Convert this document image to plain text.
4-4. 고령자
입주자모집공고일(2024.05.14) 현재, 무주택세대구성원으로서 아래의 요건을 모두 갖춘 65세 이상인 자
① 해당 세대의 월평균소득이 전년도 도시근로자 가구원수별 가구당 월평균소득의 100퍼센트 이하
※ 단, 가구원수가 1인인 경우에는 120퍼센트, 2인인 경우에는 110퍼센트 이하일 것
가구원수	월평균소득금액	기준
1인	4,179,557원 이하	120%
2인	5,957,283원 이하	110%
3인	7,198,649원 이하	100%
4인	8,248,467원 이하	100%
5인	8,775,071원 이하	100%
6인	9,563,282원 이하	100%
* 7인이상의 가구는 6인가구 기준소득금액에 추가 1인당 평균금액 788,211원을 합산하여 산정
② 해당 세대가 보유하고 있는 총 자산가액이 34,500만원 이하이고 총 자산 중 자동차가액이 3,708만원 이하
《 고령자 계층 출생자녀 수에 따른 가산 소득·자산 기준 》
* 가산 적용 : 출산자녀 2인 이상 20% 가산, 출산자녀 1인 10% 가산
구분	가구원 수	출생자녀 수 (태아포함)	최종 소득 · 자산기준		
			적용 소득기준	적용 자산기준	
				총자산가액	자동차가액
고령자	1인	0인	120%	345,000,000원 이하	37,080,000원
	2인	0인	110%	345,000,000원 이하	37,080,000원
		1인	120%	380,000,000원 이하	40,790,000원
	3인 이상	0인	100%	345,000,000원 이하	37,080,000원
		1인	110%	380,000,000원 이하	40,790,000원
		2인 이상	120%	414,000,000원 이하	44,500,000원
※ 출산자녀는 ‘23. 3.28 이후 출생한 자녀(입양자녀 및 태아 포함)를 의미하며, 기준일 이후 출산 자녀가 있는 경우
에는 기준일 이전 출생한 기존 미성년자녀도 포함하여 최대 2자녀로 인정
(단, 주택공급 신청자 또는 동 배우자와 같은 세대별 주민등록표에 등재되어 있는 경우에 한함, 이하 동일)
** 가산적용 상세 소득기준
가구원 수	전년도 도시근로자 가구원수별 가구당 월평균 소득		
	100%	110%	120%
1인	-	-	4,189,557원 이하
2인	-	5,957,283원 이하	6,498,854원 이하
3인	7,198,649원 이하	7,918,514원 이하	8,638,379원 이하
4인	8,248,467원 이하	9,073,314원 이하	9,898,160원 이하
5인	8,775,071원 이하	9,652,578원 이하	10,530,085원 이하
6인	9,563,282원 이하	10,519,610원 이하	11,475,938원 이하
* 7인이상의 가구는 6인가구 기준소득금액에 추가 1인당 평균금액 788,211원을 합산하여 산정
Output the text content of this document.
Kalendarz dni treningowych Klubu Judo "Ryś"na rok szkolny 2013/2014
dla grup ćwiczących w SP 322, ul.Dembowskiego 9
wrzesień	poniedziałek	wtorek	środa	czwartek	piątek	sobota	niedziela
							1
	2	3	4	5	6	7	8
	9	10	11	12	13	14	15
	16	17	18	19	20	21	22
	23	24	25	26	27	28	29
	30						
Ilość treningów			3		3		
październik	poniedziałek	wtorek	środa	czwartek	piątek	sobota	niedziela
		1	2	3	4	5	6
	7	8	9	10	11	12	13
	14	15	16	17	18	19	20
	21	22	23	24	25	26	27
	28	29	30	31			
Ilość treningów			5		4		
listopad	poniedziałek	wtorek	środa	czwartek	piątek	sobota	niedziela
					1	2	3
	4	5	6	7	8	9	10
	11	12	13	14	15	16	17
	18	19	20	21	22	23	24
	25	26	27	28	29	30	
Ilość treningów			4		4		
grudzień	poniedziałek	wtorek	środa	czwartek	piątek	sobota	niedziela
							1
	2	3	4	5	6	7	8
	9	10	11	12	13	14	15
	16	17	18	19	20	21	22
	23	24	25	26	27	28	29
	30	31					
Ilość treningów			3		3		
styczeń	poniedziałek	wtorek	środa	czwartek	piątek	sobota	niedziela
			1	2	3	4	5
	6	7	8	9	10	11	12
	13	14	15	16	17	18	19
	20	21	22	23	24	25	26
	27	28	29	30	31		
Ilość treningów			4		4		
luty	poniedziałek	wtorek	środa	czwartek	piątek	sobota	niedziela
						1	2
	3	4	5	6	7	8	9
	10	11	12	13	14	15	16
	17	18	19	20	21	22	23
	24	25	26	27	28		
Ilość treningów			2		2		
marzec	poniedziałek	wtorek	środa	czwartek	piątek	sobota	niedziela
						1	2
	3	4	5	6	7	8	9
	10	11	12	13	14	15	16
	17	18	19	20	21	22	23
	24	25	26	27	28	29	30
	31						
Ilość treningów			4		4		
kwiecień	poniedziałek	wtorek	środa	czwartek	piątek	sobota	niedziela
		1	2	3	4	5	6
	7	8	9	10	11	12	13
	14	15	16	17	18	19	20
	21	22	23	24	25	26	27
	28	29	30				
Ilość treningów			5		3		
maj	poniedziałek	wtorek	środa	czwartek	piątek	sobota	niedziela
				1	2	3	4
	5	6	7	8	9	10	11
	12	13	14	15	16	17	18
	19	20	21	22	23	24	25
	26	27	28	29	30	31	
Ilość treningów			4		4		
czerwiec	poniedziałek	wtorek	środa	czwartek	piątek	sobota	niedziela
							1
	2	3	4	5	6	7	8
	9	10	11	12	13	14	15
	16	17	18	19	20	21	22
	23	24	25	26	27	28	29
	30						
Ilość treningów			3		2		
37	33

· · · · · · ·

## Short task
Reply with one number only: how many lines of the listing hold "자산기준"?

## Result of this exercise
2